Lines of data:
# # #

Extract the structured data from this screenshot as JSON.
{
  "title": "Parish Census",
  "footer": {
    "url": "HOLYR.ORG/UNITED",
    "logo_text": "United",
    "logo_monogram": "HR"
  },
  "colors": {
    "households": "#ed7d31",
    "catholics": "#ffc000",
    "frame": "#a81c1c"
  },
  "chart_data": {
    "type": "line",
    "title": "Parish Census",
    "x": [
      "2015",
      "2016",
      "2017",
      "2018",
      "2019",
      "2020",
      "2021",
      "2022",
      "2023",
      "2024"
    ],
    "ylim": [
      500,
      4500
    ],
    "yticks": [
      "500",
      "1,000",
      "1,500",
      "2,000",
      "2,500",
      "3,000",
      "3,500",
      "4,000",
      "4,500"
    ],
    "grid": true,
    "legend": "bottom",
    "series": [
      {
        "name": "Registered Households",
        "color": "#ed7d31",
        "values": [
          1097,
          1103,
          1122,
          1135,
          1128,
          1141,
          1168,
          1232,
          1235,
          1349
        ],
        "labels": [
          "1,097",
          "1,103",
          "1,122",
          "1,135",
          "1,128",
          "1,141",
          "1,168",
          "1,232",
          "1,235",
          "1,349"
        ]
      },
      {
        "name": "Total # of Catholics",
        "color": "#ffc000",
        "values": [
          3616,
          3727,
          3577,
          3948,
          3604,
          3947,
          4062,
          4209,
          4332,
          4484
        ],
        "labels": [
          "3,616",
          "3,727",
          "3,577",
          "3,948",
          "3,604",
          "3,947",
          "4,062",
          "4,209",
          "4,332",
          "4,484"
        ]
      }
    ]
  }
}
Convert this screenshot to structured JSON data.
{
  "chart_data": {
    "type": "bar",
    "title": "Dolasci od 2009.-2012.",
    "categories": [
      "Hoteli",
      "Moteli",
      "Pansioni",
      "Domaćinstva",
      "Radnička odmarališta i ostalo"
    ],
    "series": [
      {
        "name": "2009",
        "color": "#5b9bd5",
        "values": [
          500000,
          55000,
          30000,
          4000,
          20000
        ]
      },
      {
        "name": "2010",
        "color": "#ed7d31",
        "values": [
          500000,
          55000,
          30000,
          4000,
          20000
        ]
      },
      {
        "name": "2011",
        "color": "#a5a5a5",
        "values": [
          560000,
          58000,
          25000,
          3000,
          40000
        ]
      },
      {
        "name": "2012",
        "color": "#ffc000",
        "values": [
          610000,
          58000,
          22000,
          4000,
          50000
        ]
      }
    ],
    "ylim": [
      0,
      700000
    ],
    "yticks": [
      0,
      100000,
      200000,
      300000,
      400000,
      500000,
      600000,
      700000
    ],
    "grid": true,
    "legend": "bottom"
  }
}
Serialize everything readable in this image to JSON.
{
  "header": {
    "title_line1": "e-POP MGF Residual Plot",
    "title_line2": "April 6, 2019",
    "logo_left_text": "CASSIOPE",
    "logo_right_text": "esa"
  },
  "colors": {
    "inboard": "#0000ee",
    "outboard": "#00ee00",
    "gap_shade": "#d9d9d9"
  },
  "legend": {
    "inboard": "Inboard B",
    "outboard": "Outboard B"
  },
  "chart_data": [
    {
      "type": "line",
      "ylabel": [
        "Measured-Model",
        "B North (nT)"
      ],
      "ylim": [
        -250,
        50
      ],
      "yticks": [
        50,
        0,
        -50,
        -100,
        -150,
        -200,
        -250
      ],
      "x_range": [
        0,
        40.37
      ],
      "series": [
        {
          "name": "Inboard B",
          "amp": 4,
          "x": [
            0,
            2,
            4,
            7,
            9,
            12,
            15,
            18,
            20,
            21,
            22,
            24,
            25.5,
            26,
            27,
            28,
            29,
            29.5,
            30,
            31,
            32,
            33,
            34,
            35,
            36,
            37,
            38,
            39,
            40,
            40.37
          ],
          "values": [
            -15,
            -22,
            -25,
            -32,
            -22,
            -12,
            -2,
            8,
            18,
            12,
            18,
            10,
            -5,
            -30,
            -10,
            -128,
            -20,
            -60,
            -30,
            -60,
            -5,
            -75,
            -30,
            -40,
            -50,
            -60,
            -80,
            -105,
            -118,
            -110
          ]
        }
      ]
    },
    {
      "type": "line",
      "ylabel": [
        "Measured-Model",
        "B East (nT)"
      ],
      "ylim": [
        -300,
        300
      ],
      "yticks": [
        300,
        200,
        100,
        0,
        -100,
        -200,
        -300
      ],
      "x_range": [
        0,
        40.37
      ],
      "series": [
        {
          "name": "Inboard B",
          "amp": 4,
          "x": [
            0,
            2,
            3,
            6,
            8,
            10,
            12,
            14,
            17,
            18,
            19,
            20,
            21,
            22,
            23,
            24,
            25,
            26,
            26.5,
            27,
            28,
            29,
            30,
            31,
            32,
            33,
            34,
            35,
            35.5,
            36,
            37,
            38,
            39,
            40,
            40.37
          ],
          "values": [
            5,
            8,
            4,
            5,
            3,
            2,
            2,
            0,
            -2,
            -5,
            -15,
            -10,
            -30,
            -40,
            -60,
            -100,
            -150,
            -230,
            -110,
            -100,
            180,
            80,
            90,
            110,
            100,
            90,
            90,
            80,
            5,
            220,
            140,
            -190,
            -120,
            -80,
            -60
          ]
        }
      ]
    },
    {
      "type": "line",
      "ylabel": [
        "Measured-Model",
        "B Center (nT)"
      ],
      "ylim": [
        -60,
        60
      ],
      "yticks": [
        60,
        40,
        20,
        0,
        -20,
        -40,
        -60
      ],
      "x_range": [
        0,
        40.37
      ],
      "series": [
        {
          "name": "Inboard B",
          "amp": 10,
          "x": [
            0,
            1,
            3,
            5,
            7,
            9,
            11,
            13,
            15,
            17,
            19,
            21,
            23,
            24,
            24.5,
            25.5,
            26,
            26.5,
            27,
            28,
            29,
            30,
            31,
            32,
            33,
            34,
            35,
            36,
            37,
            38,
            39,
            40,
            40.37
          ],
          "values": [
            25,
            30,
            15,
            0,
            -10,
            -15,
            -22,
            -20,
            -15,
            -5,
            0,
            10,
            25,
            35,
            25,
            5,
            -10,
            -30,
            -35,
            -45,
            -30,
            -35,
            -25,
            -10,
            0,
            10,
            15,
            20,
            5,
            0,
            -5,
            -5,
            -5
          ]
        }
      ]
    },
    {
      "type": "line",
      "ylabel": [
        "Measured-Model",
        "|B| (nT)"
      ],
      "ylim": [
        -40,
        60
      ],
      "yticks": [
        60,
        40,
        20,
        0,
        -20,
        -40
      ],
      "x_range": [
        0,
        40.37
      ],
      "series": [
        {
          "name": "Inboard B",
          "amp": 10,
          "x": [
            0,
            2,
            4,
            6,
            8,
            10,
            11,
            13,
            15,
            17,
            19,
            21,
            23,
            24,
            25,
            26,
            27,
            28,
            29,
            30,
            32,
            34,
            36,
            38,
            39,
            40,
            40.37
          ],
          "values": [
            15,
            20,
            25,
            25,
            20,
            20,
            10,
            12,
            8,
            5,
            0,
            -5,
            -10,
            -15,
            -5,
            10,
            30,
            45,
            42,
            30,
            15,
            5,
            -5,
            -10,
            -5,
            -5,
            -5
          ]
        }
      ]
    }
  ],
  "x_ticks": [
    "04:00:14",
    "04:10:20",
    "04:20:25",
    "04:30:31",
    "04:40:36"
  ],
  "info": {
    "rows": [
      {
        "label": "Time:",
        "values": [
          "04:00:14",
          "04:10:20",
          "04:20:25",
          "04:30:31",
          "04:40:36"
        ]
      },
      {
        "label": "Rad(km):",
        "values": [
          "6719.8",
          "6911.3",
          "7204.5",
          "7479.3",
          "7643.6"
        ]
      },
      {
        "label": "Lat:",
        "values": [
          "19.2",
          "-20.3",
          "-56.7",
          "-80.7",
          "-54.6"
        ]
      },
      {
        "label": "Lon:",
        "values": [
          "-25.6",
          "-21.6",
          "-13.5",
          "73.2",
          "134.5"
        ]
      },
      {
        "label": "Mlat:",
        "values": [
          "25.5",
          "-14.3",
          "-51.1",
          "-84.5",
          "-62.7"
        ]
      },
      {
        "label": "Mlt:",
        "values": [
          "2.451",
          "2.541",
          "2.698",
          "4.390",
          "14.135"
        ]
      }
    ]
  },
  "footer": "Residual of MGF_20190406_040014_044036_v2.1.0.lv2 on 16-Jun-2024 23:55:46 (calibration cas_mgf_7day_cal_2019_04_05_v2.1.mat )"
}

# # #

== SET PROBLEM ==
Find the lines above holding the word "structured" and show them.

== IN RESPONSE ==
Extract the structured data from this screenshot as JSON.
Convert this screenshot to structured JSON data.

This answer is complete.